Given instruction: Track down each line that has the word "preguntas" and copy it.

Dataset entries:

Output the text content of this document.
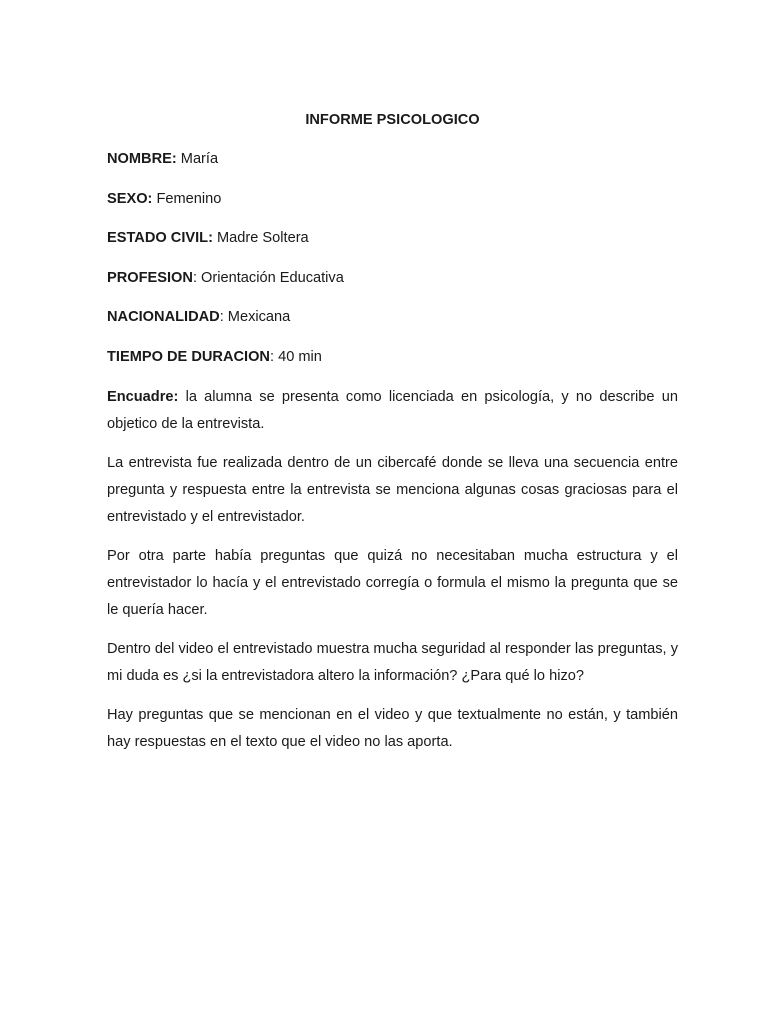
INFORME PSICOLOGICO
NOMBRE: María
SEXO: Femenino
ESTADO CIVIL: Madre Soltera
PROFESION: Orientación Educativa
NACIONALIDAD: Mexicana
TIEMPO DE DURACION: 40 min

Encuadre: la alumna se presenta como licenciada en psicología, y no describe un objetico de la entrevista.

La entrevista fue realizada dentro de un cibercafé donde se lleva una secuencia entre pregunta y respuesta entre la entrevista se menciona algunas cosas graciosas para el entrevistado y el entrevistador.

Por otra parte había preguntas que quizá no necesitaban mucha estructura y el entrevistador lo hacía y el entrevistado corregía o formula el mismo la pregunta que se le quería hacer.

Dentro del video el entrevistado muestra mucha seguridad al responder las preguntas, y mi duda es ¿si la entrevistadora altero la información? ¿Para qué lo hizo?

Hay preguntas que se mencionan en el video y que textualmente no están, y también hay respuestas en el texto que el video no las aporta.
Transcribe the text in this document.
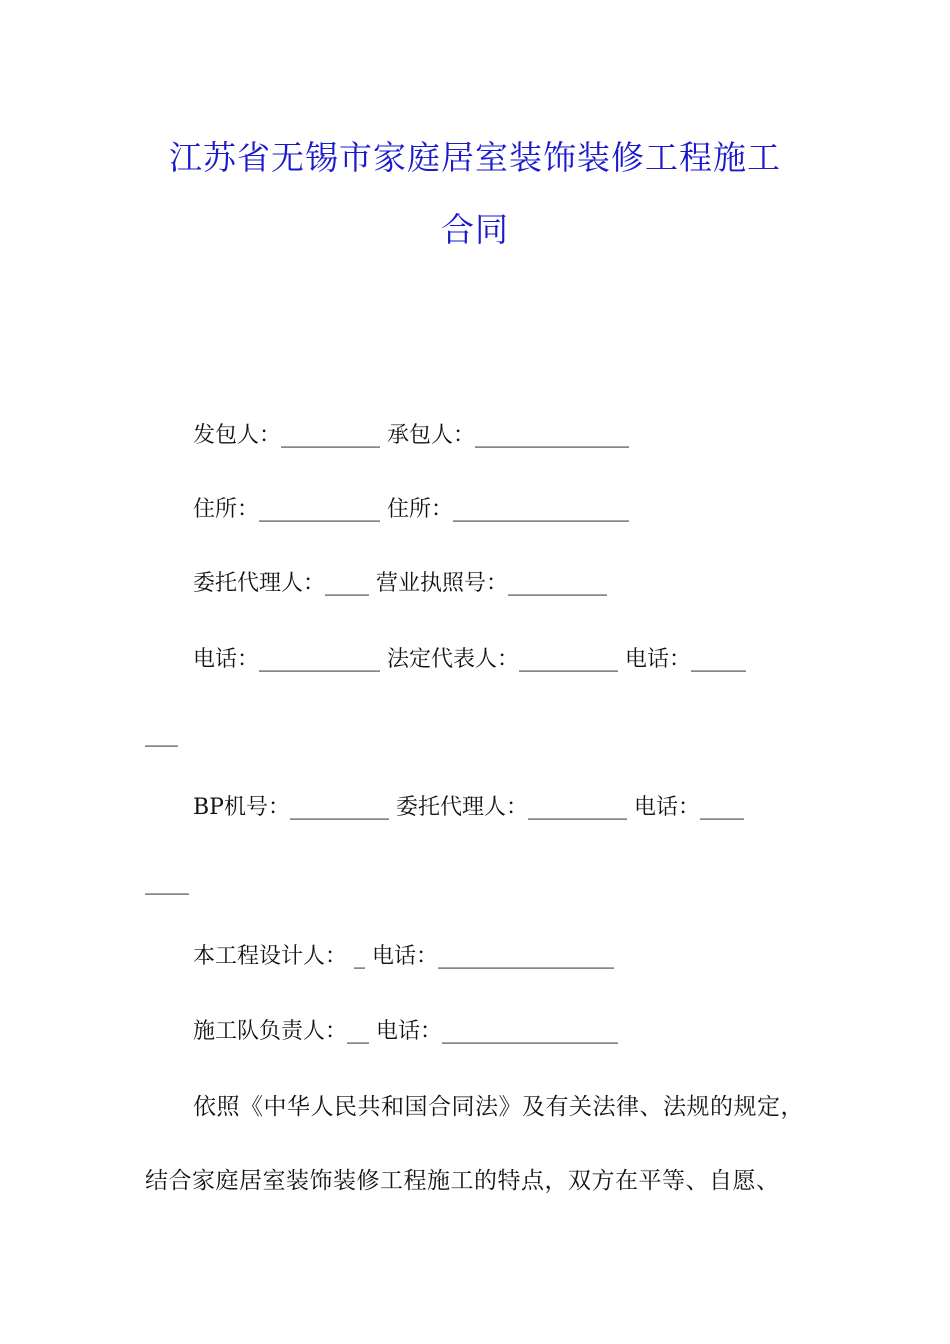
江苏省无锡市家庭居室装饰装修工程施工
合同
发包人：_________ 承包人：______________
住所：___________ 住所：________________
委托代理人：____ 营业执照号：_________
电话：___________ 法定代表人：_________ 电话：_____
___
BP机号：_________ 委托代理人：_________ 电话：____
____
本工程设计人： _ 电话：________________
施工队负责人：__ 电话：________________
依照《中华人民共和国合同法》及有关法律、法规的规定，
结合家庭居室装饰装修工程施工的特点，双方在平等、自愿、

Answer to this task:
Por otra parte había preguntas que quizá no necesitaban mucha estructura y el entrevistador lo hacía y el entrevistado corregía o formula el mismo la pregunta que se le quería hacer.
Dentro del video el entrevistado muestra mucha seguridad al responder las preguntas, y mi duda es ¿si la entrevistadora altero la información? ¿Para qué lo hizo?
Hay preguntas que se mencionan en el video y que textualmente no están, y también hay respuestas en el texto que el video no las aporta.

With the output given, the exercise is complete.